**Textauszug:**
* * * * *
Autor Jens Bisky über Berlin: Eine „Biographie" der Hauptstadt

Alles begann mit drei Billy-Wilder-Filmen. Kultursenator Lederer (Linke) und Autor Jens Bisky sprachen über dessen Buch „Berlin. Biographie einer großen Stadt".

Am Anfang stand eine Lücke. Meinte Jens Bisky. „Es gibt Tausende von Büchern über Berlin“, sagt er, „ein paar hundert sind richtig gut.“ Aber auch ziemlich alt – und wie wäre es, die Geschichte der Stadt aus der zeitgenössischen Perspektive zu erzählen?

Fünf Jahre hat Bisky an seinem backsteindicken Buch „Berlin“ geschrieben, das er eine „Biographie“ der Stadt nennt, und es hat sich rasch zu einem Bestseller und anerkannten Standardwerk entwickelt – keine klassisch akademische Geschichtsschreibung, sondern journalistisch geprägtes Erzählen.

Am Mittwochabend hatte der Rowohlt-Verlag in den Friedrichshainer Veranstaltungsort „Freiraum in der Box“ eingeladen, um mit Bisky, wie er sagte, „ein wenig über das Nest an der Spree zu plaudern“, und das mit Kultursenator Klaus Lederer, der von sich sagte, er habe die fast tausend Seiten allesamt gelesen.

Wie hat es angefangen? Bisky berichtete, er habe seine Arbeit mit der Inspiration durch drei Berlin-Filme von Billy Wilder begonnen, „von denen mir klar war, dass sie im Buch vorkommen müssen“: „Menschen am Sonntag“, „A Foreign Affair“ und „Eins, zwei drei“. Damit war die Perspektive abgesteckt, die das Leben der Menschen in den Mittelpunkt rückt.
* * * * *
**Datenblock:**
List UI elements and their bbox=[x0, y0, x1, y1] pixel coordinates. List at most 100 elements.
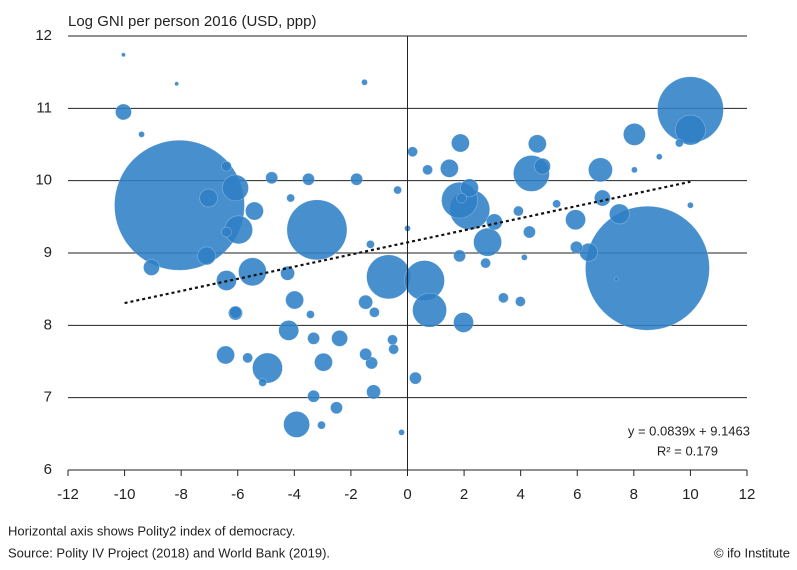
* * * * *
**Ihre Aufgabe:** Fassen Sie aus dem Artikel über Jens Biskys Berlin-Buch den Absatz, der mit „Fünf Jahre hat Bisky“ beginnt, als Stichpunktliste zusammen und behalten Sie dabei seine wesentlichen Fakten bei.

**Musterlösung:**
- Bisky schrieb fünf Jahre lang an seinem sehr dicken Buch „Berlin“.
- Er bezeichnet es als „Biographie“ der Stadt.
- Das Buch wurde rasch zum Bestseller und zu einem anerkannten Standardwerk.
- Es ist keine klassisch akademische Geschichtsschreibung, sondern journalistisch geprägtes Erzählen.